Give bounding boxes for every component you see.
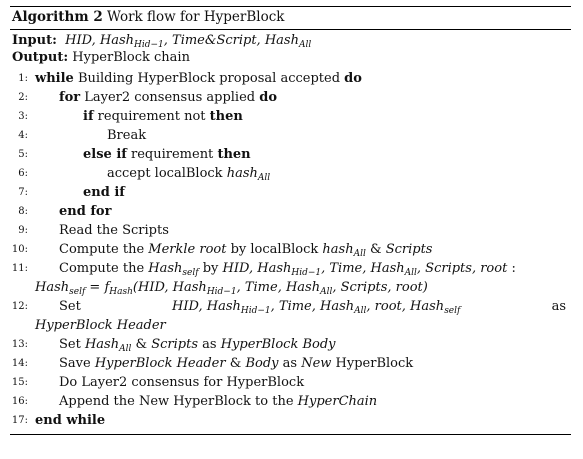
algorithm-caption (10, 8, 571, 26)
line-number: 1: (18, 73, 28, 84)
line-number: 6: (18, 168, 28, 179)
algorithm-line: 8: end for (10, 203, 571, 221)
input-label: Input: (12, 33, 57, 48)
algorithm-line: 15: Do Layer2 consensus for HyperBlock (11, 375, 305, 390)
algorithm-line: 2: for Layer2 consensus applied do (10, 89, 571, 107)
algorithm-line: 6: accept localBlock hash$_{All}$ (10, 165, 571, 183)
algorithm-line: 16: Append the New HyperBlock to the HyperChain (11, 394, 378, 409)
algorithm-line: 3: if requirement not then (10, 108, 571, 126)
algorithm-line: 11: Compute the Hash$_{self}$ by HID, Hash$_{Hid-1}$, Time, Hash$_{All}$, Scripts, root : (11, 261, 516, 278)
algorithm-title: Work flow for HyperBlock (107, 9, 285, 25)
line-number: 17: (11, 415, 28, 426)
algorithm-line: 14: Save HyperBlock Header & Body as New HyperBlock (11, 356, 414, 371)
input-line: Input: HID, Hash$_{Hid-1}$, Time&Script, Hash$_{All}$ (12, 33, 312, 50)
line-number: 9: (18, 225, 28, 236)
algorithm-line: 9: Read the Scripts (10, 222, 571, 240)
line-number: 13: (11, 339, 28, 350)
algorithm-line: 4: Break (10, 127, 571, 145)
line-number: 14: (11, 358, 28, 369)
output-text: HyperBlock chain (72, 50, 190, 65)
algorithm-line: 1: while Building HyperBlock proposal accepted do (10, 70, 571, 88)
line-number: 2: (18, 92, 28, 103)
algorithm-box (10, 0, 571, 459)
line-number: 15: (11, 377, 28, 388)
line-number: 5: (18, 149, 28, 160)
bottom-rule (10, 434, 571, 435)
line-number: 8: (18, 206, 28, 217)
output-label: Output: (12, 50, 69, 65)
algorithm-line: 17: end while (11, 413, 106, 428)
line-number: 11: (11, 263, 28, 274)
line-number: 10: (11, 244, 28, 255)
line-number: 4: (18, 130, 28, 141)
algorithm-line: 10: Compute the Merkle root by localBlock hash$_{All}$ & Scripts (11, 242, 433, 259)
algorithm-label: Algorithm 2 (12, 9, 103, 25)
algorithm-line: 13: Set Hash$_{All}$ & Scripts as HyperBlock Body (11, 337, 336, 354)
algorithm-line: Hash$_{self}$ = $f_{Hash}(HID$, Hash$_{Hid-1}$, Time, Hash$_{All}$, Scripts, root) (35, 280, 428, 297)
line-number: 16: (11, 396, 28, 407)
algorithm-line: HyperBlock Header (35, 318, 166, 333)
line-number: 12: (11, 301, 28, 312)
caption-rule (10, 29, 571, 30)
algorithm-line: 7: end if (10, 184, 571, 202)
line-number: 3: (18, 111, 28, 122)
algorithm-line: 5: else if requirement then (10, 146, 571, 164)
line-number: 7: (18, 187, 28, 198)
output-line (10, 49, 571, 67)
algorithm-line: 12: Set HID, Hash$_{Hid-1}$, Time, Hash$_{All}$, root, Hash$_{self}$ as (11, 299, 566, 316)
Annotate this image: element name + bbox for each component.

_____

[GIVEN TASK]:
Format the lines from the one containing "algorithm-caption (10, 8, 571, 26)" through the one containing "algorithm-line: 3: if" as a Markdown table, using the columns Row and Line, with each row holding a row number and the line and any blank lines omitted.

[FULL OUTPUT]:
| Row | Line |
|---|---|
| 1 | algorithm-caption (10, 8, 571, 26) |
| 2 | line-number: 1: (18, 73, 28, 84) |
| 3 | line-number: 6: (18, 168, 28, 179) |
| 4 | algorithm-line: 8: end for (10, 203, 571, 221) |
| 5 | input-label: Input: (12, 33, 57, 48) |
| 6 | algorithm-line: 15: Do Layer2 consensus for HyperBlock (11, 375, 305, 390) |
| 7 | algorithm-line: 2: for Layer2 consensus applied do (10, 89, 571, 107) |
| 8 | algorithm-line: 6: accept localBlock hash$_{All}$ (10, 165, 571, 183) |
| 9 | algorithm-line: 16: Append the New HyperBlock to the HyperChain (11, 394, 378, 409) |
| 10 | algorithm-line: 3: if requirement not then (10, 108, 571, 126) |